→ **OBJECTIVE**:
Locate each line in the records containing "image". Copy it.

→ **EXERCISE DATA**:
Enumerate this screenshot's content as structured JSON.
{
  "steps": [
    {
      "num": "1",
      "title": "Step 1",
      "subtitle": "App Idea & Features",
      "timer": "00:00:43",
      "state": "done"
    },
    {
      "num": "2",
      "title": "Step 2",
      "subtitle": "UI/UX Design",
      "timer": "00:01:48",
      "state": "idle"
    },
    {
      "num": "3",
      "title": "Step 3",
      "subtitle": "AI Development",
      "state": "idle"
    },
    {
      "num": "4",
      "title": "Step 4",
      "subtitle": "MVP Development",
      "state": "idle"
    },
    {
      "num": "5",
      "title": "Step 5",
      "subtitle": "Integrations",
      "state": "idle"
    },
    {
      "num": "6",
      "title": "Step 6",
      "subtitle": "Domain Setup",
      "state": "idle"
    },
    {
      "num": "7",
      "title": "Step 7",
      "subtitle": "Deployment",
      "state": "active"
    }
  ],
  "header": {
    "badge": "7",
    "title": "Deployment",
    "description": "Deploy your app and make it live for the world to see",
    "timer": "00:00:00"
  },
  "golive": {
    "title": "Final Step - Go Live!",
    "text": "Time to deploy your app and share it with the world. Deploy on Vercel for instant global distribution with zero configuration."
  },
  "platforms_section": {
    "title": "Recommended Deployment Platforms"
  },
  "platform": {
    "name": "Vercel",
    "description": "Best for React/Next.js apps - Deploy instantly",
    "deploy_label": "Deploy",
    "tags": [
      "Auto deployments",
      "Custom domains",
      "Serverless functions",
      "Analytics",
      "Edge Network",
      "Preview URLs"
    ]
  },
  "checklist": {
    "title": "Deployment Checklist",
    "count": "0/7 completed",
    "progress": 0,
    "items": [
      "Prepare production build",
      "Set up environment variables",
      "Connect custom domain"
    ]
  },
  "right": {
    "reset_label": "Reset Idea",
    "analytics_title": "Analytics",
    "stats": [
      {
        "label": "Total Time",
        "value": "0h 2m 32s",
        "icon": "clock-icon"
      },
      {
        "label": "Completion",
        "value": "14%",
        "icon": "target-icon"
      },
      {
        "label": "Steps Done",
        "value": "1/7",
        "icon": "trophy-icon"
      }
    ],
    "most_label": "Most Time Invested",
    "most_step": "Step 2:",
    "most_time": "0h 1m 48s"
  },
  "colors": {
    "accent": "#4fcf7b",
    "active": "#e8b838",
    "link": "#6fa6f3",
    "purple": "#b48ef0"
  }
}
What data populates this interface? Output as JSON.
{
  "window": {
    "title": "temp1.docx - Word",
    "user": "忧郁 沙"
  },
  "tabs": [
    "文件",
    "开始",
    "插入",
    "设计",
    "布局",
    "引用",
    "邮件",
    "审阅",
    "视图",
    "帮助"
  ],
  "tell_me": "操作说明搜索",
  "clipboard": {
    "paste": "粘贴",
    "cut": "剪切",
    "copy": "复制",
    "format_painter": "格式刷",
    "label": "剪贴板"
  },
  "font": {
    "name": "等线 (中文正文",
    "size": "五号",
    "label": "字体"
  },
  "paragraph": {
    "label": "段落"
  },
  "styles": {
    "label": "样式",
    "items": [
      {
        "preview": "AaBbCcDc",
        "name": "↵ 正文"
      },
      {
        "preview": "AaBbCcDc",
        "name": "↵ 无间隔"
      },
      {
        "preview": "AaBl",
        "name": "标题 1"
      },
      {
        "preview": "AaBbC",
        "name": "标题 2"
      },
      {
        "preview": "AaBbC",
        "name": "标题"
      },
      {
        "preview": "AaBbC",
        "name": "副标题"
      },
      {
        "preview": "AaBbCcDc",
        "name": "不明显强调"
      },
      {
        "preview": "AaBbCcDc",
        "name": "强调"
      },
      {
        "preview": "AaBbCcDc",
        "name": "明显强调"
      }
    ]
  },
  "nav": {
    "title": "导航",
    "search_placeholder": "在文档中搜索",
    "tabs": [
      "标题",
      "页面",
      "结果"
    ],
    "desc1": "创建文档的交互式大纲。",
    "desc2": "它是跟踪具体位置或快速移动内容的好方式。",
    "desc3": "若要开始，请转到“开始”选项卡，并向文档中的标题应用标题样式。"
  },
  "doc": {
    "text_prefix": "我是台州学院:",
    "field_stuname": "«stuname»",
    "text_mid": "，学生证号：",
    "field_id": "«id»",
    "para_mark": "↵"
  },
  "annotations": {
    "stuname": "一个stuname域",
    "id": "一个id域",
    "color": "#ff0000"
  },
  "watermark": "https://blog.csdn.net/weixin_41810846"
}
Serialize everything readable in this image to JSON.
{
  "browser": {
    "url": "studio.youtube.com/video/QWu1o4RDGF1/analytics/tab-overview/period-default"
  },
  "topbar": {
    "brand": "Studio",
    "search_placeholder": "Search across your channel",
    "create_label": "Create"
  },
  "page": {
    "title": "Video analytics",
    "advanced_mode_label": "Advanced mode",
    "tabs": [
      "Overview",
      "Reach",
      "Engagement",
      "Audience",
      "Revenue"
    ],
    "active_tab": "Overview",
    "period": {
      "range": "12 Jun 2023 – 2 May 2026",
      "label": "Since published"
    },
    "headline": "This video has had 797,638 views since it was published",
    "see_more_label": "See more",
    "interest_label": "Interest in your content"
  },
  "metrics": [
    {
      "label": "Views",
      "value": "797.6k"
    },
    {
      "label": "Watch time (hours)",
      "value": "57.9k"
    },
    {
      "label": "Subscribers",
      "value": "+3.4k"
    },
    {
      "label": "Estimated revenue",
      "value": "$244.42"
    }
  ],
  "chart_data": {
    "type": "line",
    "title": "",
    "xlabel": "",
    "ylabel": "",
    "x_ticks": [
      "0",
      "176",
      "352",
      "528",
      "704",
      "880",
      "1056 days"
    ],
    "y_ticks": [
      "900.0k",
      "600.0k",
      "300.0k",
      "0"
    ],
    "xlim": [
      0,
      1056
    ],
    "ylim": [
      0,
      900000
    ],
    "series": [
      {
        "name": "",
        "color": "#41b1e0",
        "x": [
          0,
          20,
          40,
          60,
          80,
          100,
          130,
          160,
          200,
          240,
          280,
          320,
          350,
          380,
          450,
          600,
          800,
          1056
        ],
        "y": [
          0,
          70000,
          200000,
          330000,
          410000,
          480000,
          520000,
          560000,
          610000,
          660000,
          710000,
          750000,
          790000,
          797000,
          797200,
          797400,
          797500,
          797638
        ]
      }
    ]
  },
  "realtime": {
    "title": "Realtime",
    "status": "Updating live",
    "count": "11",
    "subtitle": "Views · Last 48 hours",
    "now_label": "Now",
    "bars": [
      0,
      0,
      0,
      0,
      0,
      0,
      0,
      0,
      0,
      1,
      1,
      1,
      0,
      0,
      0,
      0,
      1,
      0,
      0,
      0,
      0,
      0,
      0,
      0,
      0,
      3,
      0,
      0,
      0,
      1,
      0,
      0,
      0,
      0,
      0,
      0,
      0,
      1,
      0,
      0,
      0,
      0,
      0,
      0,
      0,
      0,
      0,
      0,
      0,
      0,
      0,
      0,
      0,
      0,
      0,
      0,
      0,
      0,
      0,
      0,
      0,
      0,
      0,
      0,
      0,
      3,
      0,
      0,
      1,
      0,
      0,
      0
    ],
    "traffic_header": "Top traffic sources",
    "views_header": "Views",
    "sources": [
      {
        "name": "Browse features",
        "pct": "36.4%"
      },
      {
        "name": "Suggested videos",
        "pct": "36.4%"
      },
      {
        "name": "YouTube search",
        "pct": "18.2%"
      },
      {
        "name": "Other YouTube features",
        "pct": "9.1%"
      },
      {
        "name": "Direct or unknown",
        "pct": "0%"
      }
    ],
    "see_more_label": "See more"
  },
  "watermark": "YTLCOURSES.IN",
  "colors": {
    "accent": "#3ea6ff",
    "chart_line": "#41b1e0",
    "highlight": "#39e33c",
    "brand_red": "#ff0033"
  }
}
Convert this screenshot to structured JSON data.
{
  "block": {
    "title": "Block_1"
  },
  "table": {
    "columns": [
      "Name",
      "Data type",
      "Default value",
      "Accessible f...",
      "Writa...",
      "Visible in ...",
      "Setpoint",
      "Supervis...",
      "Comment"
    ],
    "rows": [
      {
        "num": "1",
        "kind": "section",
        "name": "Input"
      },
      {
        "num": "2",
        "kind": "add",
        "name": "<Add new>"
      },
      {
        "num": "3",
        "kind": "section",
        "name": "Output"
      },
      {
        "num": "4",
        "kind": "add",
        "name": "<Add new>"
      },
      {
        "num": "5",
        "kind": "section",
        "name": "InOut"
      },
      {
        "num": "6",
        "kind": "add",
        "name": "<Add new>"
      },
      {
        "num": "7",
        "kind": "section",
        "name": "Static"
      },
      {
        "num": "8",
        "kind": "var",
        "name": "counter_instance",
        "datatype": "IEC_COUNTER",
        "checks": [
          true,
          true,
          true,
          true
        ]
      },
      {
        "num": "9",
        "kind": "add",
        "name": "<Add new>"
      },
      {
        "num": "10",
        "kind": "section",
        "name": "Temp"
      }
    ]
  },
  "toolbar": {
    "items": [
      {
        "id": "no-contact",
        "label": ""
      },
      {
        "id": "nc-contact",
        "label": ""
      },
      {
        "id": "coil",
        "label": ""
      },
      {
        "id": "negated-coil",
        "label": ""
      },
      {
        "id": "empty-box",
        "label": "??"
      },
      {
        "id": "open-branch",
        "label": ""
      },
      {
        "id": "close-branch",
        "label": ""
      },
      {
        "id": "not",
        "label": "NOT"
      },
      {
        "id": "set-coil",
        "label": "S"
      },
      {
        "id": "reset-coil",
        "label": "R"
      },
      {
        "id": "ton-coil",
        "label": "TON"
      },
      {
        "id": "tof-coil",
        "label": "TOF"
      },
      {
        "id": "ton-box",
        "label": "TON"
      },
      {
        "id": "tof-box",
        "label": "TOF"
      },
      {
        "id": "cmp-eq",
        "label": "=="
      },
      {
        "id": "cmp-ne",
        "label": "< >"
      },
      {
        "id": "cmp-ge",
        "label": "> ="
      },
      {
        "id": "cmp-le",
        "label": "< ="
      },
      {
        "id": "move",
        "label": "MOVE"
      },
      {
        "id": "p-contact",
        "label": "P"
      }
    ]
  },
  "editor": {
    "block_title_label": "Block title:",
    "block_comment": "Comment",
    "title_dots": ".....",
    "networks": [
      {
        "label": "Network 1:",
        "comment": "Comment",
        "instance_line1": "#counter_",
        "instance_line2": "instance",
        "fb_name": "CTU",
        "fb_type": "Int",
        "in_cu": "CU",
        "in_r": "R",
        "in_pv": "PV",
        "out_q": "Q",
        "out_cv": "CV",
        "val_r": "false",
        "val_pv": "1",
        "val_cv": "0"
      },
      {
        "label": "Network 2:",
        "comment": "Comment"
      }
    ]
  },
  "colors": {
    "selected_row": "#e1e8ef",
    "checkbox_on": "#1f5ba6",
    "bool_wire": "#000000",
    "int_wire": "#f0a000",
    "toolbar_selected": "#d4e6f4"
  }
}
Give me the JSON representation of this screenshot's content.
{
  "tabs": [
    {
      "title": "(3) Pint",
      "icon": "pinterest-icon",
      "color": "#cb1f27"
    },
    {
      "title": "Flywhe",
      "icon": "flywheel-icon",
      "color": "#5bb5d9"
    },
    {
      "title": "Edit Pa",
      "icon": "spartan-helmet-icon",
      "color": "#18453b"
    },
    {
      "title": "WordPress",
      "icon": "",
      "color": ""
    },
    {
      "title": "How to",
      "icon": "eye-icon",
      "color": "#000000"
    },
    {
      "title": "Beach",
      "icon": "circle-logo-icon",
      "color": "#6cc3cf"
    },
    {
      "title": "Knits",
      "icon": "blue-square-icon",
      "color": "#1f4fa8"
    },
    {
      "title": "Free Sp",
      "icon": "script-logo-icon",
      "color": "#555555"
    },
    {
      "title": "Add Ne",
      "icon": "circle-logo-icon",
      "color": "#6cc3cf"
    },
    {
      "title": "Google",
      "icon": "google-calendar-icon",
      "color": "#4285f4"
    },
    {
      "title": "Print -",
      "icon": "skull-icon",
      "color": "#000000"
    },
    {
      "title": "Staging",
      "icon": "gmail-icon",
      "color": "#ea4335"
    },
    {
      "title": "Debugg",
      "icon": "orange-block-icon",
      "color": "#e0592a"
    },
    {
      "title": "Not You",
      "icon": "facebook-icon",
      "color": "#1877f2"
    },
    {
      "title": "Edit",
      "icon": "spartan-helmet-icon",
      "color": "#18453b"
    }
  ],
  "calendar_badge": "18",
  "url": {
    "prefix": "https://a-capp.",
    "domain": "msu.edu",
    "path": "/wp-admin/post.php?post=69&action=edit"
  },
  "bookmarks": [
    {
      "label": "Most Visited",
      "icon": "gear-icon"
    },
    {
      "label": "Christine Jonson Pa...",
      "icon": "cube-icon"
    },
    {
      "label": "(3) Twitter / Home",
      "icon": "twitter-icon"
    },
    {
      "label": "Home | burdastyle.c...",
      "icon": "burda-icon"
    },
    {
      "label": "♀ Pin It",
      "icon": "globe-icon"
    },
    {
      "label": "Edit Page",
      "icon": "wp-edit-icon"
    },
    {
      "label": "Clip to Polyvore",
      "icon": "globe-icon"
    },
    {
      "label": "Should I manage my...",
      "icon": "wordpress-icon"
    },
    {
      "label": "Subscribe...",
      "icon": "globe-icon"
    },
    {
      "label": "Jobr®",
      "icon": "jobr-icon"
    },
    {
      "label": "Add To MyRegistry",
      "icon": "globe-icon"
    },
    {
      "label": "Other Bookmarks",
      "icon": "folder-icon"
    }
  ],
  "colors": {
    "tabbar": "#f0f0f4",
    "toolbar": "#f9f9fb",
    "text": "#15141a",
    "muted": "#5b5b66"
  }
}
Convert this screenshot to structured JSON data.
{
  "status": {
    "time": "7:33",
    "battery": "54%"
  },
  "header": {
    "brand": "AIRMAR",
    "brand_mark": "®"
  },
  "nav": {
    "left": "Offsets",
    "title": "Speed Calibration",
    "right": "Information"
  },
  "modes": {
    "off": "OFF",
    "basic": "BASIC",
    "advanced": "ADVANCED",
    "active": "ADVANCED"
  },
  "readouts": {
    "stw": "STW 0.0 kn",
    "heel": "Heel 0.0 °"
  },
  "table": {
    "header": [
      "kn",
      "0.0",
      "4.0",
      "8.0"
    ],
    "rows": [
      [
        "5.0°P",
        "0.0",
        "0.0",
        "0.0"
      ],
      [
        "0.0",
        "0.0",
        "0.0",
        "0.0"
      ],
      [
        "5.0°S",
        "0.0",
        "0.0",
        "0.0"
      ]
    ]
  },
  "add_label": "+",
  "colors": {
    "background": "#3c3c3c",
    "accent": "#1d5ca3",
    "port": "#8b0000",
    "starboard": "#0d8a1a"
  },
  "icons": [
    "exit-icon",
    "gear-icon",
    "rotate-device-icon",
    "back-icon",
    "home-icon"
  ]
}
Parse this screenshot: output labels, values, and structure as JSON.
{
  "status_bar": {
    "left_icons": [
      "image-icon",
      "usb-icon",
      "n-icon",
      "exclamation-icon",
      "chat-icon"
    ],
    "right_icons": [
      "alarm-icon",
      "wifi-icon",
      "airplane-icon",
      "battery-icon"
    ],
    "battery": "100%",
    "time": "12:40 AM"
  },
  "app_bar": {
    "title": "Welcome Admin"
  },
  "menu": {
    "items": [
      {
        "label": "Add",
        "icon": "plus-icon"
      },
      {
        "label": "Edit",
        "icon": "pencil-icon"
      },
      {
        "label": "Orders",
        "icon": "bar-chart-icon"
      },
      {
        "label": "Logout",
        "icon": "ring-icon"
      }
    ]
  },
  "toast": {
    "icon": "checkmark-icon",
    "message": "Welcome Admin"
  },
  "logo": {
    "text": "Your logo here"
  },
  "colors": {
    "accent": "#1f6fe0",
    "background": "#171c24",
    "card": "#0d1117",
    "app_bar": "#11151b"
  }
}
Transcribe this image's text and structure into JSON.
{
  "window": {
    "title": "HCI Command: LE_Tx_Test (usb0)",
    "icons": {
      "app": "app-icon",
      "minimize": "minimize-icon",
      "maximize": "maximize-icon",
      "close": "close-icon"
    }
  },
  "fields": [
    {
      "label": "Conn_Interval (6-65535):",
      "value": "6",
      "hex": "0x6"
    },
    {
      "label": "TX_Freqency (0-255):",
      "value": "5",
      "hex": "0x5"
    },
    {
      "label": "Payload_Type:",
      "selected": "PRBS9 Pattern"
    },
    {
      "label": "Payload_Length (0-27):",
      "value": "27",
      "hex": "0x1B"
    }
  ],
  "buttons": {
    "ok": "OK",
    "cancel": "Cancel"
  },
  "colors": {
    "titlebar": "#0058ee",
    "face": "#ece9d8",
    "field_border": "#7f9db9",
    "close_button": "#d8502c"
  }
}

→ **REPLY TO THE EXERCISE**:
Serialize everything readable in this image to JSON.
      "image-icon",
Transcribe this image's text and structure into JSON.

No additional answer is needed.